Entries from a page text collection
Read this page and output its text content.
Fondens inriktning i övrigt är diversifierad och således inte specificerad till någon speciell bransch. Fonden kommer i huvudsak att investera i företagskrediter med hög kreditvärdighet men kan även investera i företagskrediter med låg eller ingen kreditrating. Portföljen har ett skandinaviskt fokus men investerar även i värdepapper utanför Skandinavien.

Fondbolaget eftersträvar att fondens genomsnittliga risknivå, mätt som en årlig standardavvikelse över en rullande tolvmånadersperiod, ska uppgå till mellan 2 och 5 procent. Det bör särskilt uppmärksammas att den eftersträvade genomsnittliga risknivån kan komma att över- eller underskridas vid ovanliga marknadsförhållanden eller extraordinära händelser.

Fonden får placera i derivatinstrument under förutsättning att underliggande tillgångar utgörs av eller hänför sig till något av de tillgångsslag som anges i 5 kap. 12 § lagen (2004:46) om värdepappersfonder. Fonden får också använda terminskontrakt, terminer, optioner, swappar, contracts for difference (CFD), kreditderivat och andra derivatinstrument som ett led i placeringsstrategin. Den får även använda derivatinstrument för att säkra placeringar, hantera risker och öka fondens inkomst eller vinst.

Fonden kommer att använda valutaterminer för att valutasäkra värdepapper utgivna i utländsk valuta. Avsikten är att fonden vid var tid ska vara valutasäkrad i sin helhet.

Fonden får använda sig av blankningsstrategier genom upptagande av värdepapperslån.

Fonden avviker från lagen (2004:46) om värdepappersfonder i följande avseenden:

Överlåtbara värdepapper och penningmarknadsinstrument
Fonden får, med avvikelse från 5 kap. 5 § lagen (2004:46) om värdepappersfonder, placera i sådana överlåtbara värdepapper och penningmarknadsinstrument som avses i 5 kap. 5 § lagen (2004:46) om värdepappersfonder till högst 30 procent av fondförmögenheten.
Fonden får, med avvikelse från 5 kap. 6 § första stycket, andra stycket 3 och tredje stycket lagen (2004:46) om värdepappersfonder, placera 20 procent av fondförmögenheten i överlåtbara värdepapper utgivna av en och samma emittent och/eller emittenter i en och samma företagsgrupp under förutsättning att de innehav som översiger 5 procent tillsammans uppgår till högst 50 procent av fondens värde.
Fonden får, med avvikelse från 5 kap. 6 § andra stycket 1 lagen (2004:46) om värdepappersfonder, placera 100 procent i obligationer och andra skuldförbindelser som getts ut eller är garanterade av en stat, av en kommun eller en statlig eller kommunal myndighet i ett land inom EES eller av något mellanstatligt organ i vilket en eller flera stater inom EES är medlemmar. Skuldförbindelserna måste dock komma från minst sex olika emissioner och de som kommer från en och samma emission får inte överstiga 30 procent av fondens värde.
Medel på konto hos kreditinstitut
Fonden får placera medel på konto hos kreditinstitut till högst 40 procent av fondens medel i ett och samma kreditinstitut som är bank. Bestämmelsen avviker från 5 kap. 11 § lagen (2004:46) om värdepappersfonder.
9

■ Directions for this task: Please retype every entry above exactly as it stands.

■ Written answer:
Read this page and output its text content.
Fondens inriktning i övrigt är diversifierad och således inte specificerad till någon speciell bransch. Fonden kommer i huvudsak att investera i företagskrediter med hög kreditvärdighet men kan även investera i företagskrediter med låg eller ingen kreditrating. Portföljen har ett skandinaviskt fokus men investerar även i värdepapper utanför Skandinavien.

Fondbolaget eftersträvar att fondens genomsnittliga risknivå, mätt som en årlig standardavvikelse över en rullande tolvmånadersperiod, ska uppgå till mellan 2 och 5 procent. Det bör särskilt uppmärksammas att den eftersträvade genomsnittliga risknivån kan komma att över- eller underskridas vid ovanliga marknadsförhållanden eller extraordinära händelser.

Fonden får placera i derivatinstrument under förutsättning att underliggande tillgångar utgörs av eller hänför sig till något av de tillgångsslag som anges i 5 kap. 12 § lagen (2004:46) om värdepappersfonder. Fonden får också använda terminskontrakt, terminer, optioner, swappar, contracts for difference (CFD), kreditderivat och andra derivatinstrument som ett led i placeringsstrategin. Den får även använda derivatinstrument för att säkra placeringar, hantera risker och öka fondens inkomst eller vinst.

Fonden kommer att använda valutaterminer för att valutasäkra värdepapper utgivna i utländsk valuta. Avsikten är att fonden vid var tid ska vara valutasäkrad i sin helhet.

Fonden får använda sig av blankningsstrategier genom upptagande av värdepapperslån.

Fonden avviker från lagen (2004:46) om värdepappersfonder i följande avseenden:

Överlåtbara värdepapper och penningmarknadsinstrument
Fonden får, med avvikelse från 5 kap. 5 § lagen (2004:46) om värdepappersfonder, placera i sådana överlåtbara värdepapper och penningmarknadsinstrument som avses i 5 kap. 5 § lagen (2004:46) om värdepappersfonder till högst 30 procent av fondförmögenheten.
Fonden får, med avvikelse från 5 kap. 6 § första stycket, andra stycket 3 och tredje stycket lagen (2004:46) om värdepappersfonder, placera 20 procent av fondförmögenheten i överlåtbara värdepapper utgivna av en och samma emittent och/eller emittenter i en och samma företagsgrupp under förutsättning att de innehav som översiger 5 procent tillsammans uppgår till högst 50 procent av fondens värde.
Fonden får, med avvikelse från 5 kap. 6 § andra stycket 1 lagen (2004:46) om värdepappersfonder, placera 100 procent i obligationer och andra skuldförbindelser som getts ut eller är garanterade av en stat, av en kommun eller en statlig eller kommunal myndighet i ett land inom EES eller av något mellanstatligt organ i vilket en eller flera stater inom EES är medlemmar. Skuldförbindelserna måste dock komma från minst sex olika emissioner och de som kommer från en och samma emission får inte överstiga 30 procent av fondens värde.
Medel på konto hos kreditinstitut
Fonden får placera medel på konto hos kreditinstitut till högst 40 procent av fondens medel i ett och samma kreditinstitut som är bank. Bestämmelsen avviker från 5 kap. 11 § lagen (2004:46) om värdepappersfonder.
9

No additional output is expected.